◆ Görevler ◆
(a) Aşağıdaki ifadelerin mahkeme kararıyla uyuşup uyuşmadığını belirtin: (i) İncelenen kararın tarihi 10/02/2020'dir. (ii) Görüntülenen karar kesinleşmiştir. (iii) Davanın konusu kira alacağıdır. Her ifade için evet ya da hayır deyin ve karardaki belirleyici sözleri aynen alıntılayın.
(b) Mahkeme kararında "Emsal Mahkeme Kararı" sözlerinden "olması amacıyla eklenmiştir." sözlerine kadar uzanan bölümün tamamını hiçbir değişiklik yapmadan yazın.

──────── Seçilen Metin

Emsal Mahkeme Kararı Konya Bölge Adliye Mahkemesi 6. Hukuk Dairesi 2020/896 E. 2022/845 K. 24.05.2022 T.

Görüntülediğiniz mahkeme kararı henüz kesinleşmemiştir. Yararlı olması amacıyla eklenmiştir.

T.C. KONYA BAM … HUKUK DAİRESİ
T.C.
KONYA
BÖLGE ADLİYE MAHKEMESİ
… HUKUK DAİRESİ

DOSYA NO :
KARAR NO :

T Ü R K M İ L L E T İ A D I N A
İ S T İ N A F K A R A R I

BAŞKAN : … (…)
ÜYE : … (…)
ÜYE : … (…)
KATİP : … (…)

İNCELENEN KARARIN
MAHKEMESİ : KONYA … ASLİYE TİCARET MAHKEMESİ
TARİHİ : 10/02/2020
NUMARASI : … Esas – … Karar

İSTİNAF EDEN DAVACI : …
VEKİLİ : Av. …

DAVALILAR : 1- … – T.C Kimlik No: …
2- … -T.C Kimlik No: …
VEKİLİ : Av. … –
DAVA : Tazminat (Haksız Fiilden Kaynaklanan)

────────────────
──────── Veri Alıntıları

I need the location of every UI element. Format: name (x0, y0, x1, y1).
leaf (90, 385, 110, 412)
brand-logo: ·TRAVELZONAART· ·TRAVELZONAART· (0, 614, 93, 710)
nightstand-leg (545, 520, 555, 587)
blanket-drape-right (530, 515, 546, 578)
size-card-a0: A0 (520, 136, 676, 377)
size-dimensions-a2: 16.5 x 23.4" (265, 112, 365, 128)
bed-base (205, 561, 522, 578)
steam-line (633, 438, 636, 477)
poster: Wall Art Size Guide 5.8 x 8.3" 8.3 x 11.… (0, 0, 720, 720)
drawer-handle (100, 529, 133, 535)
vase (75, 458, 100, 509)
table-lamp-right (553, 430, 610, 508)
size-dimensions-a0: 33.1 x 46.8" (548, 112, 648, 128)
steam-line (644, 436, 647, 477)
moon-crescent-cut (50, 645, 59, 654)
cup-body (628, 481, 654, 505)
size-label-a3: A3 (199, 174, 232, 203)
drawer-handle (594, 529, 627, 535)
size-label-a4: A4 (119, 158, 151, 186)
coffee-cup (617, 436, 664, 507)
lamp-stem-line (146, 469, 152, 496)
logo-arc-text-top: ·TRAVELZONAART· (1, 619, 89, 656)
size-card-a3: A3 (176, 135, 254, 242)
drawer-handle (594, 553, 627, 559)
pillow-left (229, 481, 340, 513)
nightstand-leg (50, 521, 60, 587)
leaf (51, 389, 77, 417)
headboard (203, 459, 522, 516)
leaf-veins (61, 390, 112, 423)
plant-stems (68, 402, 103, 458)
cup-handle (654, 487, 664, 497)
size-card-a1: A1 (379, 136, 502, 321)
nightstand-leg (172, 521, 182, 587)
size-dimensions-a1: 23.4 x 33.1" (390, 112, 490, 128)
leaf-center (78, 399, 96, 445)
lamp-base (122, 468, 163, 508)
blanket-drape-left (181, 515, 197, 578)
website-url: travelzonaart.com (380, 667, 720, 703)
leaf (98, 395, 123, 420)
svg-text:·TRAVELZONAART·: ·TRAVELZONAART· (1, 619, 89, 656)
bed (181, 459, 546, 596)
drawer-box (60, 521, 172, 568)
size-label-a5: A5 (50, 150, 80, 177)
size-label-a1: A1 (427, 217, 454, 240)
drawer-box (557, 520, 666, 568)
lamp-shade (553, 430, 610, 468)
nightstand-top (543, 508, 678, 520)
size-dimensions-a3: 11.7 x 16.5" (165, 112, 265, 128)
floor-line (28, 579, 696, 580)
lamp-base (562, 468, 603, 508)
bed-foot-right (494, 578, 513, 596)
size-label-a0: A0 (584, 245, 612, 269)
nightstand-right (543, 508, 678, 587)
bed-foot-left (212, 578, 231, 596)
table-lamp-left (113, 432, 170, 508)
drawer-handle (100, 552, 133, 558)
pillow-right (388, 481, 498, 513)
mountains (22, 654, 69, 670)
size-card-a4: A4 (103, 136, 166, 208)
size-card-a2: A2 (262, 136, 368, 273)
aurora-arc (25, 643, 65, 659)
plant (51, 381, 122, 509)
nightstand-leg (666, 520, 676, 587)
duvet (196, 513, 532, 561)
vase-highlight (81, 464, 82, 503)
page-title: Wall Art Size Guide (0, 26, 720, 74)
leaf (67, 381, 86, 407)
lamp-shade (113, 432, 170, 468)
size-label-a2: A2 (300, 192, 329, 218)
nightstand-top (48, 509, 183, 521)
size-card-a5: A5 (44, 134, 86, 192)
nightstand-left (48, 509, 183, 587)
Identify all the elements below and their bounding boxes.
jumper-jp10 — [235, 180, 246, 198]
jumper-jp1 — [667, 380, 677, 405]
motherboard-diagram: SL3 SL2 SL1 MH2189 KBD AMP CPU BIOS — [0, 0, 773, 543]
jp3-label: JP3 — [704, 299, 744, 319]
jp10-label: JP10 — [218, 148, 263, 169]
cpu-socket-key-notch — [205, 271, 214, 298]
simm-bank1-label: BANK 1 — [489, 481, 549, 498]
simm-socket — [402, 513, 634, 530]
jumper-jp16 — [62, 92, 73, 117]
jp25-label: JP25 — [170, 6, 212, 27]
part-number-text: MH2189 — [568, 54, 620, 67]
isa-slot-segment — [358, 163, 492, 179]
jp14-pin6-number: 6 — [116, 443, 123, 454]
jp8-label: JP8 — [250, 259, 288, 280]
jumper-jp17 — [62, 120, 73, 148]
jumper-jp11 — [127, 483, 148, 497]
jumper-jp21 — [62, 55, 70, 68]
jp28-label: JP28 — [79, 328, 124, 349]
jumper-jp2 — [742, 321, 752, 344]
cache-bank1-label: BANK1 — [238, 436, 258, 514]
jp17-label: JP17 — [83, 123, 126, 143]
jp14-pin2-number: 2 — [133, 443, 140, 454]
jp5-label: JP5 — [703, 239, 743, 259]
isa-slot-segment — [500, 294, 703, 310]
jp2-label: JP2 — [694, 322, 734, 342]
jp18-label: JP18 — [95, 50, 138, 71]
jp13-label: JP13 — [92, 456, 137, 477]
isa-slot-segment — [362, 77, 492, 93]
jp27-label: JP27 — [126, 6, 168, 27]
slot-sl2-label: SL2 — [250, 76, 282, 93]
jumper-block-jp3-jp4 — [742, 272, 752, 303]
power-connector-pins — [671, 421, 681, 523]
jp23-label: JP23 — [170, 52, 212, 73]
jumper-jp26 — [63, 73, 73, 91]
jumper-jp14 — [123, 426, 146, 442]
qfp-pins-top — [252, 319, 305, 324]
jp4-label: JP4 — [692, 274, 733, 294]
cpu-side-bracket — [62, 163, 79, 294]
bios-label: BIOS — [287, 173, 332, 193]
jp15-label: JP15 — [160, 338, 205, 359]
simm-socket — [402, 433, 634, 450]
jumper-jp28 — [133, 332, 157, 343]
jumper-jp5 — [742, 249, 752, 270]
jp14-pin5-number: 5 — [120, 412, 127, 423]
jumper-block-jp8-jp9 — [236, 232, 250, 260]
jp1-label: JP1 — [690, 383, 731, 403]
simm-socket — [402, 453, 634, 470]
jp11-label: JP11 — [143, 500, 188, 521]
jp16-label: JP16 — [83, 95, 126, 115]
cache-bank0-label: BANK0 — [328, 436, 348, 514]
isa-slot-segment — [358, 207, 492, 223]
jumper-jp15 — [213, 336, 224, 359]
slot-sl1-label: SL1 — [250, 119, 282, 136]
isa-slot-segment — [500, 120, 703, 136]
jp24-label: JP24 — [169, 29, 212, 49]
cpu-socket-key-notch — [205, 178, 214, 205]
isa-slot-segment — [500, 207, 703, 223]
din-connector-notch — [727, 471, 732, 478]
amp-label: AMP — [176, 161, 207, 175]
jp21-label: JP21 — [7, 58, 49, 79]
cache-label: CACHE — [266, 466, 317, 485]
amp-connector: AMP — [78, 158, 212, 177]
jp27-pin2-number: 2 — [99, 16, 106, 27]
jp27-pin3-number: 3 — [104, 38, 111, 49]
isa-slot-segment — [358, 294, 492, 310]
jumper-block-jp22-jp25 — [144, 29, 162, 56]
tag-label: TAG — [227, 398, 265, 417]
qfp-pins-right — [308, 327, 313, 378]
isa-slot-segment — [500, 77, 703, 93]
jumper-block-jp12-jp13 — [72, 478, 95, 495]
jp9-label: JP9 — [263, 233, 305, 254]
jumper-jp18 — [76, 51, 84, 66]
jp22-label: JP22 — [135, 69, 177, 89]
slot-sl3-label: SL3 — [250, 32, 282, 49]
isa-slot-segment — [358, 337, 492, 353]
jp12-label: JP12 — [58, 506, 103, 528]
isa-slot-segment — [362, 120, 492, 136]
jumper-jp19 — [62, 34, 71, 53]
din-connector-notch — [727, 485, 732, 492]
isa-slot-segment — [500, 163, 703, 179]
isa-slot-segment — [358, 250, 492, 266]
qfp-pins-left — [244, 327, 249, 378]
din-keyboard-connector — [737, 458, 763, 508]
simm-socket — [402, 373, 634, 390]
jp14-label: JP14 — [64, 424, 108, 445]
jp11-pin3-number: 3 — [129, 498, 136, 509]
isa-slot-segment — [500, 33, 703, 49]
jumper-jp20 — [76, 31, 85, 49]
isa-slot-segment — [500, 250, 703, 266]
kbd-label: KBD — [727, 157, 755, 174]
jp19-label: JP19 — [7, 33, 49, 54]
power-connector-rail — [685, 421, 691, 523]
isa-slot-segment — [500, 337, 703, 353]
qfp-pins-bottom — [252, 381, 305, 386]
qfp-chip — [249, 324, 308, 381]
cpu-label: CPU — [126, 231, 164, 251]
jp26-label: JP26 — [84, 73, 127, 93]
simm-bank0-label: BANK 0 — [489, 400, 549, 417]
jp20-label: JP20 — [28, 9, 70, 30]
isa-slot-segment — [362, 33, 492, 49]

────────────────

◆ Görev Yanıtları ◆
(a)
(i) Evet: "TARİHİ : 10/02/2020"
(ii) Hayır: "Görüntülediğiniz mahkeme kararı henüz kesinleşmemiştir."
(iii) Hayır: "DAVA : Tazminat (Haksız Fiilden Kaynaklanan)"

(b)
Emsal Mahkeme Kararı Konya Bölge Adliye Mahkemesi 6. Hukuk Dairesi 2020/896 E. 2022/845 K. 24.05.2022 T.

Görüntülediğiniz mahkeme kararı henüz kesinleşmemiştir. Yararlı olması amacıyla eklenmiştir.